» DATA SHOWN:
◇ ◇ ◇ ◇ ◇ ◇ ◇
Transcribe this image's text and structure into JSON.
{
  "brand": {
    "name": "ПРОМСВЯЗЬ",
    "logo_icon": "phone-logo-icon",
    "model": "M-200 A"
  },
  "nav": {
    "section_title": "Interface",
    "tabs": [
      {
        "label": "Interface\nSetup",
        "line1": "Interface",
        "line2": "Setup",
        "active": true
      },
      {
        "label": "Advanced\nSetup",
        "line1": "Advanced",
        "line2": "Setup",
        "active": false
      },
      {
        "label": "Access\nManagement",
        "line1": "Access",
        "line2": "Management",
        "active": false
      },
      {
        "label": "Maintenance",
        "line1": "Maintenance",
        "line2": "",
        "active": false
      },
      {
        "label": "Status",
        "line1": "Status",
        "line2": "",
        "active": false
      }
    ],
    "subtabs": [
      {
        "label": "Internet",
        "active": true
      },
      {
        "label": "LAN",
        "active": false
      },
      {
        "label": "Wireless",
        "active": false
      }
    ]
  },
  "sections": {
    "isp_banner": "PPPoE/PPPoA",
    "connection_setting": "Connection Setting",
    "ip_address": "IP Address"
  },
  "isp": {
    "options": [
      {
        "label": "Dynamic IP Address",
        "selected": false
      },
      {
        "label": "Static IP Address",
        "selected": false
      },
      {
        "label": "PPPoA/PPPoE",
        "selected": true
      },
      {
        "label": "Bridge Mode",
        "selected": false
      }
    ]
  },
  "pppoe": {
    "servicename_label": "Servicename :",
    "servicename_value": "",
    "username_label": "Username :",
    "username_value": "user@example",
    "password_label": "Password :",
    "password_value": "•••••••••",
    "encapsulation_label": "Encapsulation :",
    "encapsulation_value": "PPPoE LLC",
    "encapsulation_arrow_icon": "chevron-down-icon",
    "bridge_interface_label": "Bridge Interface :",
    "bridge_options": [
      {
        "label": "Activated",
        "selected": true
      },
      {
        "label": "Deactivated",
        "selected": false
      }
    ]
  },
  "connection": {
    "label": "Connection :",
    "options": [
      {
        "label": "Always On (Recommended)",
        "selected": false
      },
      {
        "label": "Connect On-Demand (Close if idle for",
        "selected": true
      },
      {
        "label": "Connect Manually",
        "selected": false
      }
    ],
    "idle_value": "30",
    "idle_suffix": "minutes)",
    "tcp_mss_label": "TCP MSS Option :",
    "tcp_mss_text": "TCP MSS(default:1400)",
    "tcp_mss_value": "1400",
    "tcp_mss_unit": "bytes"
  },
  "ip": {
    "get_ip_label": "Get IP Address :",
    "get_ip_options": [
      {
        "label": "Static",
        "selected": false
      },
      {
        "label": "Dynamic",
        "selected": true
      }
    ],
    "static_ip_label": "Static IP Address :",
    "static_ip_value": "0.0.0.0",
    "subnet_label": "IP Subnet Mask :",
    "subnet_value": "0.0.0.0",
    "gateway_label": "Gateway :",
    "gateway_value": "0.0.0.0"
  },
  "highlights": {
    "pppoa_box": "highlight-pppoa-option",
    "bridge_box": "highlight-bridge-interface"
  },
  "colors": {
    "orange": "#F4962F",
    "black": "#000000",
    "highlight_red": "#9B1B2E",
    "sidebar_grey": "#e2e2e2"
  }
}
◇ ◇ ◇ ◇ ◇ ◇ ◇
» TASK PROMPT:
Output every record above exactly as it appears.

» ANSWER FOR THIS EXERCISE:
Transcribe this image's text and structure into JSON.
{
  "brand": {
    "name": "ПРОМСВЯЗЬ",
    "logo_icon": "phone-logo-icon",
    "model": "M-200 A"
  },
  "nav": {
    "section_title": "Interface",
    "tabs": [
      {
        "label": "Interface\nSetup",
        "line1": "Interface",
        "line2": "Setup",
        "active": true
      },
      {
        "label": "Advanced\nSetup",
        "line1": "Advanced",
        "line2": "Setup",
        "active": false
      },
      {
        "label": "Access\nManagement",
        "line1": "Access",
        "line2": "Management",
        "active": false
      },
      {
        "label": "Maintenance",
        "line1": "Maintenance",
        "line2": "",
        "active": false
      },
      {
        "label": "Status",
        "line1": "Status",
        "line2": "",
        "active": false
      }
    ],
    "subtabs": [
      {
        "label": "Internet",
        "active": true
      },
      {
        "label": "LAN",
        "active": false
      },
      {
        "label": "Wireless",
        "active": false
      }
    ]
  },
  "sections": {
    "isp_banner": "PPPoE/PPPoA",
    "connection_setting": "Connection Setting",
    "ip_address": "IP Address"
  },
  "isp": {
    "options": [
      {
        "label": "Dynamic IP Address",
        "selected": false
      },
      {
        "label": "Static IP Address",
        "selected": false
      },
      {
        "label": "PPPoA/PPPoE",
        "selected": true
      },
      {
        "label": "Bridge Mode",
        "selected": false
      }
    ]
  },
  "pppoe": {
    "servicename_label": "Servicename :",
    "servicename_value": "",
    "username_label": "Username :",
    "username_value": "user@example",
    "password_label": "Password :",
    "password_value": "•••••••••",
    "encapsulation_label": "Encapsulation :",
    "encapsulation_value": "PPPoE LLC",
    "encapsulation_arrow_icon": "chevron-down-icon",
    "bridge_interface_label": "Bridge Interface :",
    "bridge_options": [
      {
        "label": "Activated",
        "selected": true
      },
      {
        "label": "Deactivated",
        "selected": false
      }
    ]
  },
  "connection": {
    "label": "Connection :",
    "options": [
      {
        "label": "Always On (Recommended)",
        "selected": false
      },
      {
        "label": "Connect On-Demand (Close if idle for",
        "selected": true
      },
      {
        "label": "Connect Manually",
        "selected": false
      }
    ],
    "idle_value": "30",
    "idle_suffix": "minutes)",
    "tcp_mss_label": "TCP MSS Option :",
    "tcp_mss_text": "TCP MSS(default:1400)",
    "tcp_mss_value": "1400",
    "tcp_mss_unit": "bytes"
  },
  "ip": {
    "get_ip_label": "Get IP Address :",
    "get_ip_options": [
      {
        "label": "Static",
        "selected": false
      },
      {
        "label": "Dynamic",
        "selected": true
      }
    ],
    "static_ip_label": "Static IP Address :",
    "static_ip_value": "0.0.0.0",
    "subnet_label": "IP Subnet Mask :",
    "subnet_value": "0.0.0.0",
    "gateway_label": "Gateway :",
    "gateway_value": "0.0.0.0"
  },
  "highlights": {
    "pppoa_box": "highlight-pppoa-option",
    "bridge_box": "highlight-bridge-interface"
  },
  "colors": {
    "orange": "#F4962F",
    "black": "#000000",
    "highlight_red": "#9B1B2E",
    "sidebar_grey": "#e2e2e2"
  }
}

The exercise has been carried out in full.